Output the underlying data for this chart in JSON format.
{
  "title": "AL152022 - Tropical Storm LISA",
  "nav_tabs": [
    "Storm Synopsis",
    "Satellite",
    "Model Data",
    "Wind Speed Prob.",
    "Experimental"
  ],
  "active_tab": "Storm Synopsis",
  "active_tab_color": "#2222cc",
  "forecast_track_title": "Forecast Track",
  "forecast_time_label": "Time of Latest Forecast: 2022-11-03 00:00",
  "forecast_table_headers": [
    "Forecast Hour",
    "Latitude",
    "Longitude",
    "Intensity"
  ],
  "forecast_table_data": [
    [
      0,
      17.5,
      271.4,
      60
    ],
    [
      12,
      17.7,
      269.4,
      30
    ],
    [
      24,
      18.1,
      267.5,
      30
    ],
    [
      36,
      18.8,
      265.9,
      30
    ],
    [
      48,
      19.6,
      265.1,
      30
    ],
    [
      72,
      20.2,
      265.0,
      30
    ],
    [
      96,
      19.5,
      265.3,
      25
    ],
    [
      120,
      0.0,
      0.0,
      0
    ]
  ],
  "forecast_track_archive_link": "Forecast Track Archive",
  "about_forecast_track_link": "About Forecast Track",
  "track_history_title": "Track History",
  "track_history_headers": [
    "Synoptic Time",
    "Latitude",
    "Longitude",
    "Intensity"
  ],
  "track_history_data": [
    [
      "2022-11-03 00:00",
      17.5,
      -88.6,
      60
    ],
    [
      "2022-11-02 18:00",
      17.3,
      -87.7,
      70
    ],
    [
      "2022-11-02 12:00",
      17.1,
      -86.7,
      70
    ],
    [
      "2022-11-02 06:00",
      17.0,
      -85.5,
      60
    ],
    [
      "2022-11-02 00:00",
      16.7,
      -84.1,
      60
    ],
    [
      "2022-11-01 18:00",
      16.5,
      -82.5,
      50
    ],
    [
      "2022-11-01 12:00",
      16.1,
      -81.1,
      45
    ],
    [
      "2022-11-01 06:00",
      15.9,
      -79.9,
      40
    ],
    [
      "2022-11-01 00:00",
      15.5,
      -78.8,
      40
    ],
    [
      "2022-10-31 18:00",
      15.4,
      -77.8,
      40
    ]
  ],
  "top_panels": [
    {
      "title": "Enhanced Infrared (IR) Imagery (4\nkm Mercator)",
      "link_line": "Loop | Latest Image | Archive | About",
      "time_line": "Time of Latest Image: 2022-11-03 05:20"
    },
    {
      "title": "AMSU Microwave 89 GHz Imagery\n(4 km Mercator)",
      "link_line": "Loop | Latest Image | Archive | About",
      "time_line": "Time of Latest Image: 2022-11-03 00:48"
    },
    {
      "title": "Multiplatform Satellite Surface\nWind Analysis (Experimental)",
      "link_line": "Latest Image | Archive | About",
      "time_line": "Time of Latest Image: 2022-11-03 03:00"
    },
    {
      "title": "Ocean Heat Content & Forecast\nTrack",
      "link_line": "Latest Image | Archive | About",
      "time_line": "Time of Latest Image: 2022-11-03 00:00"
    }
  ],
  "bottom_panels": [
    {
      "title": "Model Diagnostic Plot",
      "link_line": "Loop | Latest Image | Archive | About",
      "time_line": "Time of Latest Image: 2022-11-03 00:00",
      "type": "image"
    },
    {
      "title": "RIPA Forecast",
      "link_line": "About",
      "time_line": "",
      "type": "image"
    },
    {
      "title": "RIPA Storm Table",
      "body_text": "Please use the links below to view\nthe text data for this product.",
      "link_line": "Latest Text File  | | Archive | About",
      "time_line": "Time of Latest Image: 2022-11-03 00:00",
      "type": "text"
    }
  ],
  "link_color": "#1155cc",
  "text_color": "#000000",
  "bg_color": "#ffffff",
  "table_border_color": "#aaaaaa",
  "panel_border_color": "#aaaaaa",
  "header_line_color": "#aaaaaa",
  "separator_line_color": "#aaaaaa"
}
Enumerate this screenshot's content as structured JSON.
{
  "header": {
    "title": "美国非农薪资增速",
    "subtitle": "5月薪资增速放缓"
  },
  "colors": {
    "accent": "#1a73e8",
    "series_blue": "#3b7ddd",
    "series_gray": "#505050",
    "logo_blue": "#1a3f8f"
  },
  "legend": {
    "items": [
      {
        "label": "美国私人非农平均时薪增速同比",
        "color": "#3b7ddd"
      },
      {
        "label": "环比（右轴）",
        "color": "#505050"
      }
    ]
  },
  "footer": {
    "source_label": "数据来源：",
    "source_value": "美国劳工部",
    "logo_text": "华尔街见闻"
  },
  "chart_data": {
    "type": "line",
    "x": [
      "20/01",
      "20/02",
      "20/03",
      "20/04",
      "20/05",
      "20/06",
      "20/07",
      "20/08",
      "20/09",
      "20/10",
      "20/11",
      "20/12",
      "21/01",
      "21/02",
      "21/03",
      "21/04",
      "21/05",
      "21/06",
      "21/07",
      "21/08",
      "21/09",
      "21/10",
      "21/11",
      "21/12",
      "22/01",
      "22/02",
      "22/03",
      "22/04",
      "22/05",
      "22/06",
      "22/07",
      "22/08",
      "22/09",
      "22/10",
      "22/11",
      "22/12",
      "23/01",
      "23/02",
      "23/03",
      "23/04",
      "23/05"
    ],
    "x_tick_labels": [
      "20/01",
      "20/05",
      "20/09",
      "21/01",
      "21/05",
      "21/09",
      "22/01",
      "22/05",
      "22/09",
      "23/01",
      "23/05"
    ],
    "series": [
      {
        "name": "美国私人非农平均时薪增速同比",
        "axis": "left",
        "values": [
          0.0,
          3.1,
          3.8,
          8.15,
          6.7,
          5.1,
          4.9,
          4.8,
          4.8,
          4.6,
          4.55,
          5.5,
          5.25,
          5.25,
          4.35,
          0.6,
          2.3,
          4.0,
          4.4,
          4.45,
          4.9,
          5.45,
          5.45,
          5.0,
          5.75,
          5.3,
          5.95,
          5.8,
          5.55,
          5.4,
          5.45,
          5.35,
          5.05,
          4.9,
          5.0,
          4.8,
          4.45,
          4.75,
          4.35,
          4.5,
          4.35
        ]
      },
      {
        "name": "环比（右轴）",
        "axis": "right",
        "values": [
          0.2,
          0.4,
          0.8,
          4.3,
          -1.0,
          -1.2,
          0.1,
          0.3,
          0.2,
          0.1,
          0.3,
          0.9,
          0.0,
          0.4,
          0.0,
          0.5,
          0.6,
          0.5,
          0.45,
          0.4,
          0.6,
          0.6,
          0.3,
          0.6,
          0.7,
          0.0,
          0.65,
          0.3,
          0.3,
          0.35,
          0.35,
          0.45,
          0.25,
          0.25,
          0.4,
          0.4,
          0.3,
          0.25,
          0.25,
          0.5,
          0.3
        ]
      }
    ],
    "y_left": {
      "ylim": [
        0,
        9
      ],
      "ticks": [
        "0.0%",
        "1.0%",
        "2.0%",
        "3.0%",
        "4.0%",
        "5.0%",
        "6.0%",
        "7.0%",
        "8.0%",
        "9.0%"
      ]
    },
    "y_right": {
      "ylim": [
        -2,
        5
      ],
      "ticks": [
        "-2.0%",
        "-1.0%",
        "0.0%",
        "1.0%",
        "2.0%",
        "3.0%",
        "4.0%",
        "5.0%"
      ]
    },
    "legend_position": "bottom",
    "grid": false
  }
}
---
Do this :: Your task is to reproduce the whole listing exactly.

Task output ::
Output the underlying data for this chart in JSON format.
{
  "title": "AL152022 - Tropical Storm LISA",
  "nav_tabs": [
    "Storm Synopsis",
    "Satellite",
    "Model Data",
    "Wind Speed Prob.",
    "Experimental"
  ],
  "active_tab": "Storm Synopsis",
  "active_tab_color": "#2222cc",
  "forecast_track_title": "Forecast Track",
  "forecast_time_label": "Time of Latest Forecast: 2022-11-03 00:00",
  "forecast_table_headers": [
    "Forecast Hour",
    "Latitude",
    "Longitude",
    "Intensity"
  ],
  "forecast_table_data": [
    [
      0,
      17.5,
      271.4,
      60
    ],
    [
      12,
      17.7,
      269.4,
      30
    ],
    [
      24,
      18.1,
      267.5,
      30
    ],
    [
      36,
      18.8,
      265.9,
      30
    ],
    [
      48,
      19.6,
      265.1,
      30
    ],
    [
      72,
      20.2,
      265.0,
      30
    ],
    [
      96,
      19.5,
      265.3,
      25
    ],
    [
      120,
      0.0,
      0.0,
      0
    ]
  ],
  "forecast_track_archive_link": "Forecast Track Archive",
  "about_forecast_track_link": "About Forecast Track",
  "track_history_title": "Track History",
  "track_history_headers": [
    "Synoptic Time",
    "Latitude",
    "Longitude",
    "Intensity"
  ],
  "track_history_data": [
    [
      "2022-11-03 00:00",
      17.5,
      -88.6,
      60
    ],
    [
      "2022-11-02 18:00",
      17.3,
      -87.7,
      70
    ],
    [
      "2022-11-02 12:00",
      17.1,
      -86.7,
      70
    ],
    [
      "2022-11-02 06:00",
      17.0,
      -85.5,
      60
    ],
    [
      "2022-11-02 00:00",
      16.7,
      -84.1,
      60
    ],
    [
      "2022-11-01 18:00",
      16.5,
      -82.5,
      50
    ],
    [
      "2022-11-01 12:00",
      16.1,
      -81.1,
      45
    ],
    [
      "2022-11-01 06:00",
      15.9,
      -79.9,
      40
    ],
    [
      "2022-11-01 00:00",
      15.5,
      -78.8,
      40
    ],
    [
      "2022-10-31 18:00",
      15.4,
      -77.8,
      40
    ]
  ],
  "top_panels": [
    {
      "title": "Enhanced Infrared (IR) Imagery (4\nkm Mercator)",
      "link_line": "Loop | Latest Image | Archive | About",
      "time_line": "Time of Latest Image: 2022-11-03 05:20"
    },
    {
      "title": "AMSU Microwave 89 GHz Imagery\n(4 km Mercator)",
      "link_line": "Loop | Latest Image | Archive | About",
      "time_line": "Time of Latest Image: 2022-11-03 00:48"
    },
    {
      "title": "Multiplatform Satellite Surface\nWind Analysis (Experimental)",
      "link_line": "Latest Image | Archive | About",
      "time_line": "Time of Latest Image: 2022-11-03 03:00"
    },
    {
      "title": "Ocean Heat Content & Forecast\nTrack",
      "link_line": "Latest Image | Archive | About",
      "time_line": "Time of Latest Image: 2022-11-03 00:00"
    }
  ],
  "bottom_panels": [
    {
      "title": "Model Diagnostic Plot",
      "link_line": "Loop | Latest Image | Archive | About",
      "time_line": "Time of Latest Image: 2022-11-03 00:00",
      "type": "image"
    },
    {
      "title": "RIPA Forecast",
      "link_line": "About",
      "time_line": "",
      "type": "image"
    },
    {
      "title": "RIPA Storm Table",
      "body_text": "Please use the links below to view\nthe text data for this product.",
      "link_line": "Latest Text File  | | Archive | About",
      "time_line": "Time of Latest Image: 2022-11-03 00:00",
      "type": "text"
    }
  ],
  "link_color": "#1155cc",
  "text_color": "#000000",
  "bg_color": "#ffffff",
  "table_border_color": "#aaaaaa",
  "panel_border_color": "#aaaaaa",
  "header_line_color": "#aaaaaa",
  "separator_line_color": "#aaaaaa"
}
Enumerate this screenshot's content as structured JSON.
{
  "header": {
    "title": "美国非农薪资增速",
    "subtitle": "5月薪资增速放缓"
  },
  "colors": {
    "accent": "#1a73e8",
    "series_blue": "#3b7ddd",
    "series_gray": "#505050",
    "logo_blue": "#1a3f8f"
  },
  "legend": {
    "items": [
      {
        "label": "美国私人非农平均时薪增速同比",
        "color": "#3b7ddd"
      },
      {
        "label": "环比（右轴）",
        "color": "#505050"
      }
    ]
  },
  "footer": {
    "source_label": "数据来源：",
    "source_value": "美国劳工部",
    "logo_text": "华尔街见闻"
  },
  "chart_data": {
    "type": "line",
    "x": [
      "20/01",
      "20/02",
      "20/03",
      "20/04",
      "20/05",
      "20/06",
      "20/07",
      "20/08",
      "20/09",
      "20/10",
      "20/11",
      "20/12",
      "21/01",
      "21/02",
      "21/03",
      "21/04",
      "21/05",
      "21/06",
      "21/07",
      "21/08",
      "21/09",
      "21/10",
      "21/11",
      "21/12",
      "22/01",
      "22/02",
      "22/03",
      "22/04",
      "22/05",
      "22/06",
      "22/07",
      "22/08",
      "22/09",
      "22/10",
      "22/11",
      "22/12",
      "23/01",
      "23/02",
      "23/03",
      "23/04",
      "23/05"
    ],
    "x_tick_labels": [
      "20/01",
      "20/05",
      "20/09",
      "21/01",
      "21/05",
      "21/09",
      "22/01",
      "22/05",
      "22/09",
      "23/01",
      "23/05"
    ],
    "series": [
      {
        "name": "美国私人非农平均时薪增速同比",
        "axis": "left",
        "values": [
          0.0,
          3.1,
          3.8,
          8.15,
          6.7,
          5.1,
          4.9,
          4.8,
          4.8,
          4.6,
          4.55,
          5.5,
          5.25,
          5.25,
          4.35,
          0.6,
          2.3,
          4.0,
          4.4,
          4.45,
          4.9,
          5.45,
          5.45,
          5.0,
          5.75,
          5.3,
          5.95,
          5.8,
          5.55,
          5.4,
          5.45,
          5.35,
          5.05,
          4.9,
          5.0,
          4.8,
          4.45,
          4.75,
          4.35,
          4.5,
          4.35
        ]
      },
      {
        "name": "环比（右轴）",
        "axis": "right",
        "values": [
          0.2,
          0.4,
          0.8,
          4.3,
          -1.0,
          -1.2,
          0.1,
          0.3,
          0.2,
          0.1,
          0.3,
          0.9,
          0.0,
          0.4,
          0.0,
          0.5,
          0.6,
          0.5,
          0.45,
          0.4,
          0.6,
          0.6,
          0.3,
          0.6,
          0.7,
          0.0,
          0.65,
          0.3,
          0.3,
          0.35,
          0.35,
          0.45,
          0.25,
          0.25,
          0.4,
          0.4,
          0.3,
          0.25,
          0.25,
          0.5,
          0.3
        ]
      }
    ],
    "y_left": {
      "ylim": [
        0,
        9
      ],
      "ticks": [
        "0.0%",
        "1.0%",
        "2.0%",
        "3.0%",
        "4.0%",
        "5.0%",
        "6.0%",
        "7.0%",
        "8.0%",
        "9.0%"
      ]
    },
    "y_right": {
      "ylim": [
        -2,
        5
      ],
      "ticks": [
        "-2.0%",
        "-1.0%",
        "0.0%",
        "1.0%",
        "2.0%",
        "3.0%",
        "4.0%",
        "5.0%"
      ]
    },
    "legend_position": "bottom",
    "grid": false
  }
}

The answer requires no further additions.